◆ Stated problem: The material below should be written out in full and exactly; pictures stay out of the copy.

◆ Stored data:
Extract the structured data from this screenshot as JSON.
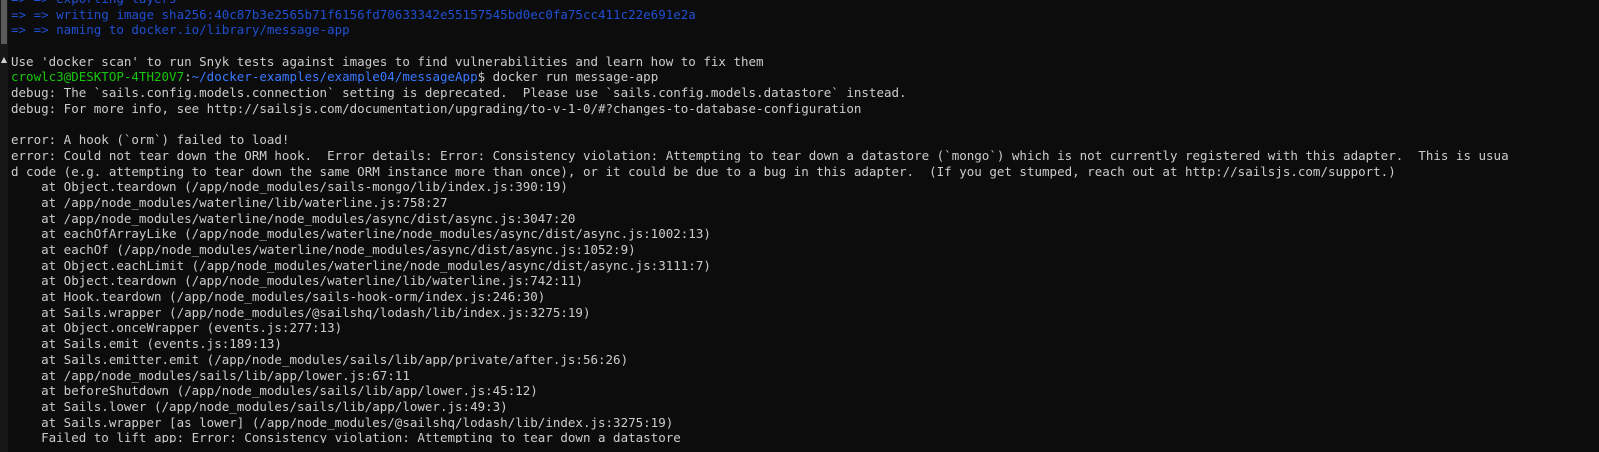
{
  "terminal": {
    "lines": [
      {
        "kind": "buildkit",
        "text": "=> => exporting layers"
      },
      {
        "kind": "buildkit",
        "text": "=> => writing image sha256:40c87b3e2565b71f6156fd70633342e55157545bd0ec0fa75cc411c22e691e2a"
      },
      {
        "kind": "buildkit",
        "text": "=> => naming to docker.io/library/message-app"
      },
      {
        "kind": "plain",
        "text": ""
      },
      {
        "kind": "plain",
        "text": "Use 'docker scan' to run Snyk tests against images to find vulnerabilities and learn how to fix them"
      },
      {
        "kind": "prompt",
        "user": "crowlc3@DESKTOP-4TH20V7",
        "sep": ":",
        "path": "~/docker-examples/example04/messageApp",
        "dollar": "$",
        "cmd": " docker run message-app"
      },
      {
        "kind": "plain",
        "text": "debug: The `sails.config.models.connection` setting is deprecated.  Please use `sails.config.models.datastore` instead."
      },
      {
        "kind": "plain",
        "text": "debug: For more info, see http://sailsjs.com/documentation/upgrading/to-v-1-0/#?changes-to-database-configuration"
      },
      {
        "kind": "plain",
        "text": ""
      },
      {
        "kind": "plain",
        "text": "error: A hook (`orm`) failed to load!"
      },
      {
        "kind": "plain",
        "text": "error: Could not tear down the ORM hook.  Error details: Error: Consistency violation: Attempting to tear down a datastore (`mongo`) which is not currently registered with this adapter.  This is usua"
      },
      {
        "kind": "plain",
        "text": "d code (e.g. attempting to tear down the same ORM instance more than once), or it could be due to a bug in this adapter.  (If you get stumped, reach out at http://sailsjs.com/support.)"
      },
      {
        "kind": "plain",
        "text": "    at Object.teardown (/app/node_modules/sails-mongo/lib/index.js:390:19)"
      },
      {
        "kind": "plain",
        "text": "    at /app/node_modules/waterline/lib/waterline.js:758:27"
      },
      {
        "kind": "plain",
        "text": "    at /app/node_modules/waterline/node_modules/async/dist/async.js:3047:20"
      },
      {
        "kind": "plain",
        "text": "    at eachOfArrayLike (/app/node_modules/waterline/node_modules/async/dist/async.js:1002:13)"
      },
      {
        "kind": "plain",
        "text": "    at eachOf (/app/node_modules/waterline/node_modules/async/dist/async.js:1052:9)"
      },
      {
        "kind": "plain",
        "text": "    at Object.eachLimit (/app/node_modules/waterline/node_modules/async/dist/async.js:3111:7)"
      },
      {
        "kind": "plain",
        "text": "    at Object.teardown (/app/node_modules/waterline/lib/waterline.js:742:11)"
      },
      {
        "kind": "plain",
        "text": "    at Hook.teardown (/app/node_modules/sails-hook-orm/index.js:246:30)"
      },
      {
        "kind": "plain",
        "text": "    at Sails.wrapper (/app/node_modules/@sailshq/lodash/lib/index.js:3275:19)"
      },
      {
        "kind": "plain",
        "text": "    at Object.onceWrapper (events.js:277:13)"
      },
      {
        "kind": "plain",
        "text": "    at Sails.emit (events.js:189:13)"
      },
      {
        "kind": "plain",
        "text": "    at Sails.emitter.emit (/app/node_modules/sails/lib/app/private/after.js:56:26)"
      },
      {
        "kind": "plain",
        "text": "    at /app/node_modules/sails/lib/app/lower.js:67:11"
      },
      {
        "kind": "plain",
        "text": "    at beforeShutdown (/app/node_modules/sails/lib/app/lower.js:45:12)"
      },
      {
        "kind": "plain",
        "text": "    at Sails.lower (/app/node_modules/sails/lib/app/lower.js:49:3)"
      },
      {
        "kind": "plain",
        "text": "    at Sails.wrapper [as lower] (/app/node_modules/@sailshq/lodash/lib/index.js:3275:19)"
      },
      {
        "kind": "plain",
        "text": "    Failed to lift app: Error: Consistency violation: Attempting to tear down a datastore"
      }
    ]
  },
  "scrollbar": {
    "up_arrow_glyph": "▲"
  },
  "colors": {
    "background": "#0c0c0c",
    "text": "#cccccc",
    "buildkit_blue": "#1f4fd1",
    "prompt_green": "#16c60c",
    "prompt_blue": "#3b78ff"
  }
}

◆ Output of the exercise:
Extract the structured data from this screenshot as JSON.
{
  "terminal": {
    "lines": [
      {
        "kind": "buildkit",
        "text": "=> => exporting layers"
      },
      {
        "kind": "buildkit",
        "text": "=> => writing image sha256:40c87b3e2565b71f6156fd70633342e55157545bd0ec0fa75cc411c22e691e2a"
      },
      {
        "kind": "buildkit",
        "text": "=> => naming to docker.io/library/message-app"
      },
      {
        "kind": "plain",
        "text": ""
      },
      {
        "kind": "plain",
        "text": "Use 'docker scan' to run Snyk tests against images to find vulnerabilities and learn how to fix them"
      },
      {
        "kind": "prompt",
        "user": "crowlc3@DESKTOP-4TH20V7",
        "sep": ":",
        "path": "~/docker-examples/example04/messageApp",
        "dollar": "$",
        "cmd": " docker run message-app"
      },
      {
        "kind": "plain",
        "text": "debug: The `sails.config.models.connection` setting is deprecated.  Please use `sails.config.models.datastore` instead."
      },
      {
        "kind": "plain",
        "text": "debug: For more info, see http://sailsjs.com/documentation/upgrading/to-v-1-0/#?changes-to-database-configuration"
      },
      {
        "kind": "plain",
        "text": ""
      },
      {
        "kind": "plain",
        "text": "error: A hook (`orm`) failed to load!"
      },
      {
        "kind": "plain",
        "text": "error: Could not tear down the ORM hook.  Error details: Error: Consistency violation: Attempting to tear down a datastore (`mongo`) which is not currently registered with this adapter.  This is usua"
      },
      {
        "kind": "plain",
        "text": "d code (e.g. attempting to tear down the same ORM instance more than once), or it could be due to a bug in this adapter.  (If you get stumped, reach out at http://sailsjs.com/support.)"
      },
      {
        "kind": "plain",
        "text": "    at Object.teardown (/app/node_modules/sails-mongo/lib/index.js:390:19)"
      },
      {
        "kind": "plain",
        "text": "    at /app/node_modules/waterline/lib/waterline.js:758:27"
      },
      {
        "kind": "plain",
        "text": "    at /app/node_modules/waterline/node_modules/async/dist/async.js:3047:20"
      },
      {
        "kind": "plain",
        "text": "    at eachOfArrayLike (/app/node_modules/waterline/node_modules/async/dist/async.js:1002:13)"
      },
      {
        "kind": "plain",
        "text": "    at eachOf (/app/node_modules/waterline/node_modules/async/dist/async.js:1052:9)"
      },
      {
        "kind": "plain",
        "text": "    at Object.eachLimit (/app/node_modules/waterline/node_modules/async/dist/async.js:3111:7)"
      },
      {
        "kind": "plain",
        "text": "    at Object.teardown (/app/node_modules/waterline/lib/waterline.js:742:11)"
      },
      {
        "kind": "plain",
        "text": "    at Hook.teardown (/app/node_modules/sails-hook-orm/index.js:246:30)"
      },
      {
        "kind": "plain",
        "text": "    at Sails.wrapper (/app/node_modules/@sailshq/lodash/lib/index.js:3275:19)"
      },
      {
        "kind": "plain",
        "text": "    at Object.onceWrapper (events.js:277:13)"
      },
      {
        "kind": "plain",
        "text": "    at Sails.emit (events.js:189:13)"
      },
      {
        "kind": "plain",
        "text": "    at Sails.emitter.emit (/app/node_modules/sails/lib/app/private/after.js:56:26)"
      },
      {
        "kind": "plain",
        "text": "    at /app/node_modules/sails/lib/app/lower.js:67:11"
      },
      {
        "kind": "plain",
        "text": "    at beforeShutdown (/app/node_modules/sails/lib/app/lower.js:45:12)"
      },
      {
        "kind": "plain",
        "text": "    at Sails.lower (/app/node_modules/sails/lib/app/lower.js:49:3)"
      },
      {
        "kind": "plain",
        "text": "    at Sails.wrapper [as lower] (/app/node_modules/@sailshq/lodash/lib/index.js:3275:19)"
      },
      {
        "kind": "plain",
        "text": "    Failed to lift app: Error: Consistency violation: Attempting to tear down a datastore"
      }
    ]
  },
  "scrollbar": {
    "up_arrow_glyph": "▲"
  },
  "colors": {
    "background": "#0c0c0c",
    "text": "#cccccc",
    "buildkit_blue": "#1f4fd1",
    "prompt_green": "#16c60c",
    "prompt_blue": "#3b78ff"
  }
}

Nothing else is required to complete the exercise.